Exercise goal
All lines featuring the string "label" are to be listed.

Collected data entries
☆ ☆ ☆ ☆ ☆ ☆ ☆

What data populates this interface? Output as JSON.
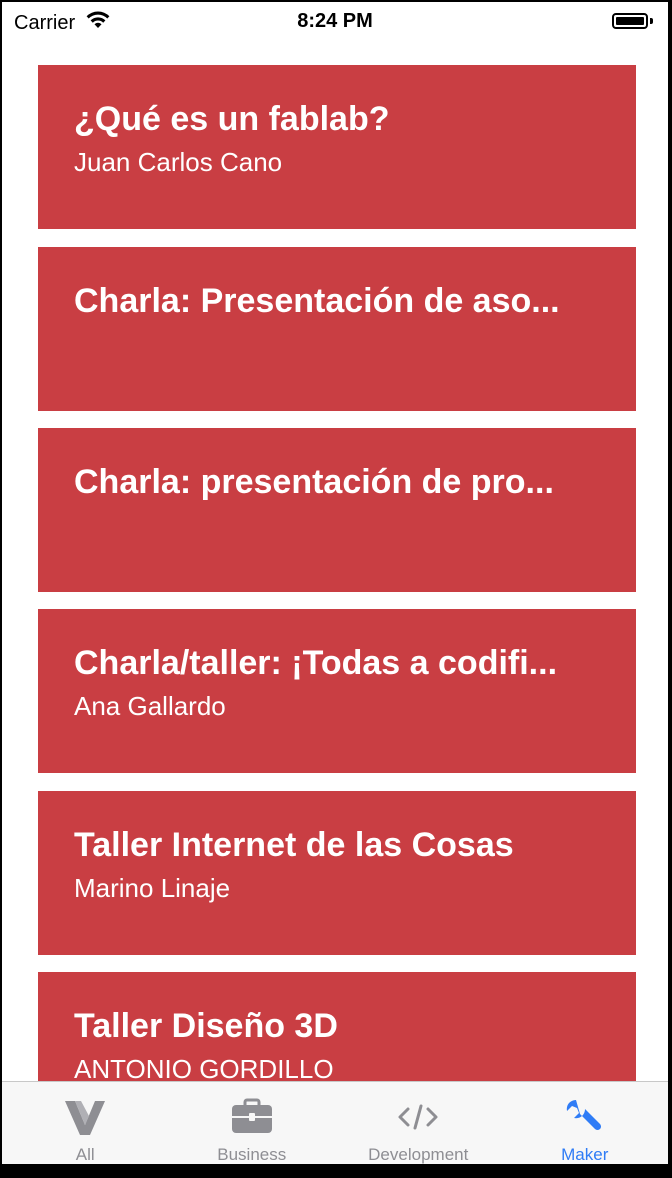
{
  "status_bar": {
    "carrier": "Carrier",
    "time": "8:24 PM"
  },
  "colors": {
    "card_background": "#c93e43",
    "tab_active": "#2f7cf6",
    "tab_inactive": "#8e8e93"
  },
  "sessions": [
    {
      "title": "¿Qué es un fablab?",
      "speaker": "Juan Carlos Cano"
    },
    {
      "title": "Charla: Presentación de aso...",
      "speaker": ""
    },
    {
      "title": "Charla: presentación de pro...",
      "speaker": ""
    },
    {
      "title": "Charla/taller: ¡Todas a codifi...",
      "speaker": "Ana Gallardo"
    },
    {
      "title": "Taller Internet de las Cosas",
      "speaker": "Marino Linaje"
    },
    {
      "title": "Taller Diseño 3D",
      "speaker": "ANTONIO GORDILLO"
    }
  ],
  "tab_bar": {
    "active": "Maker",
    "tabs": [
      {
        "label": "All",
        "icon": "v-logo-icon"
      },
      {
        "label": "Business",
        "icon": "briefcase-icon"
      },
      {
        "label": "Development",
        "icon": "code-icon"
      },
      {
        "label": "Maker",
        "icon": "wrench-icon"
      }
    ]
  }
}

☆ ☆ ☆ ☆ ☆ ☆ ☆

Response
        "label": "All",
        "label": "Business",
        "label": "Development",
        "label": "Maker",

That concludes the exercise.